DIRECTIONS FOR THIS TASK: What is the number of lines holding the word "ſeyn"? Give that number alone.

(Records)
^^^^^^^^

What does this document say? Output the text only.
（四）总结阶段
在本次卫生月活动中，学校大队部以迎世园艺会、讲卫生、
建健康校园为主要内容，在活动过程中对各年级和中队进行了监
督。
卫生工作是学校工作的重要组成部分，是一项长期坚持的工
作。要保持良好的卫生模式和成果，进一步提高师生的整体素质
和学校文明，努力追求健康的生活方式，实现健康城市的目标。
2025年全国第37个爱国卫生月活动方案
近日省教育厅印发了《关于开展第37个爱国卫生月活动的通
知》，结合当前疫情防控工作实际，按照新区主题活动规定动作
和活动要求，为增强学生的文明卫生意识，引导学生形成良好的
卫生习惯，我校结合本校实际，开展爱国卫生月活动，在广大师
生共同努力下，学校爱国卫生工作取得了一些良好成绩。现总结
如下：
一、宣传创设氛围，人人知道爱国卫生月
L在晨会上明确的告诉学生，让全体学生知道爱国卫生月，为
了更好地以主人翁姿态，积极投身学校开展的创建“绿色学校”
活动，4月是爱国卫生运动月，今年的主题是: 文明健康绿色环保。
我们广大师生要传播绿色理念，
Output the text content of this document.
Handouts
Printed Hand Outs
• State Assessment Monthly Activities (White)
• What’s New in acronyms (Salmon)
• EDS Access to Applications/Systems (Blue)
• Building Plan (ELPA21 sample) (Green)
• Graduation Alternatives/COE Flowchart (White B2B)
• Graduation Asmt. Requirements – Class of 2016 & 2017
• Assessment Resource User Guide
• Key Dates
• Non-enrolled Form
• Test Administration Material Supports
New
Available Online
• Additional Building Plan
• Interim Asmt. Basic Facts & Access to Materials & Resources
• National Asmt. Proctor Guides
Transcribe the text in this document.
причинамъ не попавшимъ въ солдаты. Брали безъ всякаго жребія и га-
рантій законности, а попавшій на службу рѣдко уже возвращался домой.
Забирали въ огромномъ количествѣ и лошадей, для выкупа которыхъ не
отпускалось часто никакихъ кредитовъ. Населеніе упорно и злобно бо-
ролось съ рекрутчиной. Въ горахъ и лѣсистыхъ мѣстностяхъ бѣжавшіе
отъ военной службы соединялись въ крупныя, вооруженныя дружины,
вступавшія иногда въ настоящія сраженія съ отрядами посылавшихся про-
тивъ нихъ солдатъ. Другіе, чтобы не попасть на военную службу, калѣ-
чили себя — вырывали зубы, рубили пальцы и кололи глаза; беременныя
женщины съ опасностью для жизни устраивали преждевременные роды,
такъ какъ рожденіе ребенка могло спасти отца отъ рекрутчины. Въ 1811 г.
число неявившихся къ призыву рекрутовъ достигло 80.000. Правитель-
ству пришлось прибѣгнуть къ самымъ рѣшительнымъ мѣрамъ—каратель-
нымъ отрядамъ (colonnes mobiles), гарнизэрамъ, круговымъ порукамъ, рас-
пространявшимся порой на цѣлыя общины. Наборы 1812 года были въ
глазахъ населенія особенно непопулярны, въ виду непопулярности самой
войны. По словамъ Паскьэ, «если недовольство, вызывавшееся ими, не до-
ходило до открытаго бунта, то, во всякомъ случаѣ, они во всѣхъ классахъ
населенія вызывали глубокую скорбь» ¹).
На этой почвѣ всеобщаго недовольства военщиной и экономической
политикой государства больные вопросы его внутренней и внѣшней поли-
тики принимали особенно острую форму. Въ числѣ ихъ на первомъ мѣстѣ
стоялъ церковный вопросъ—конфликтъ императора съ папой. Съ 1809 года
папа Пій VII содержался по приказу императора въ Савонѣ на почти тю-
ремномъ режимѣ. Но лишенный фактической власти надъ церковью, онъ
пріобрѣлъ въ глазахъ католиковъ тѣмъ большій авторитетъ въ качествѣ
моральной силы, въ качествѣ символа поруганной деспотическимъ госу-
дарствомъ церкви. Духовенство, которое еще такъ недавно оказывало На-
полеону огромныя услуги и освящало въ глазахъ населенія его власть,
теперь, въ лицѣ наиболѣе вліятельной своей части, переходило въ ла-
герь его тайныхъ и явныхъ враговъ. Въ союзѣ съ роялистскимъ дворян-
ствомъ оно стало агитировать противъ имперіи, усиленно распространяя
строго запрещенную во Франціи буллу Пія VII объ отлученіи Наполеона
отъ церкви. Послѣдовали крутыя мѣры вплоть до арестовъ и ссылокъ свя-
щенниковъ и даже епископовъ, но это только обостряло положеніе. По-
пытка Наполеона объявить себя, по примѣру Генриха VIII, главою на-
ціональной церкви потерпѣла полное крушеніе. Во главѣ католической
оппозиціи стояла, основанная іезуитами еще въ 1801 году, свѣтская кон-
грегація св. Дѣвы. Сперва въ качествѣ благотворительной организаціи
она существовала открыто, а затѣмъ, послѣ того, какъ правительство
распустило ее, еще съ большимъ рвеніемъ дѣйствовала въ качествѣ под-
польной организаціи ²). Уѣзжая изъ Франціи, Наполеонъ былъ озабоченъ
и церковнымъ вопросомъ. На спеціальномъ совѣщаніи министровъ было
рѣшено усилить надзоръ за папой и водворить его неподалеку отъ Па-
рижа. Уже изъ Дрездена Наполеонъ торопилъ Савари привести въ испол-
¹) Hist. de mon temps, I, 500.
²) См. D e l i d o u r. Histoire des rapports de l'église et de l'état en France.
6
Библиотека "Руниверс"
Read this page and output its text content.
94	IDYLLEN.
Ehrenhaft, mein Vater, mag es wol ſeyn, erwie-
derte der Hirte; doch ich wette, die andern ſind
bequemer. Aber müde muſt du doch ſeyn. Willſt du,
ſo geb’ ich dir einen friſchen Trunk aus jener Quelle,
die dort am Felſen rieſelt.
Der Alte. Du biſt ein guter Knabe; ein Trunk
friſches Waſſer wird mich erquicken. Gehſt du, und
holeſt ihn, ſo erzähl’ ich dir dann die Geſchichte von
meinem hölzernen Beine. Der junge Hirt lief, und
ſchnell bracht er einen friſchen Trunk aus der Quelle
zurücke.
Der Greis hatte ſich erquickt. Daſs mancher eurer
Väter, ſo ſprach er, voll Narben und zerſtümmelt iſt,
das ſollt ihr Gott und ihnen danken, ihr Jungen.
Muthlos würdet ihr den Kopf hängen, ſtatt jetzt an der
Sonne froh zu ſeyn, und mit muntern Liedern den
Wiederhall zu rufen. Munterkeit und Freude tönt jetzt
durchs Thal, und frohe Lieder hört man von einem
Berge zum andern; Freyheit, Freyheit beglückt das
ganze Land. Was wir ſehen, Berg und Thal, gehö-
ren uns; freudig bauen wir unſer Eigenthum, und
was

^^^^^^^^

TASK RESULT: 3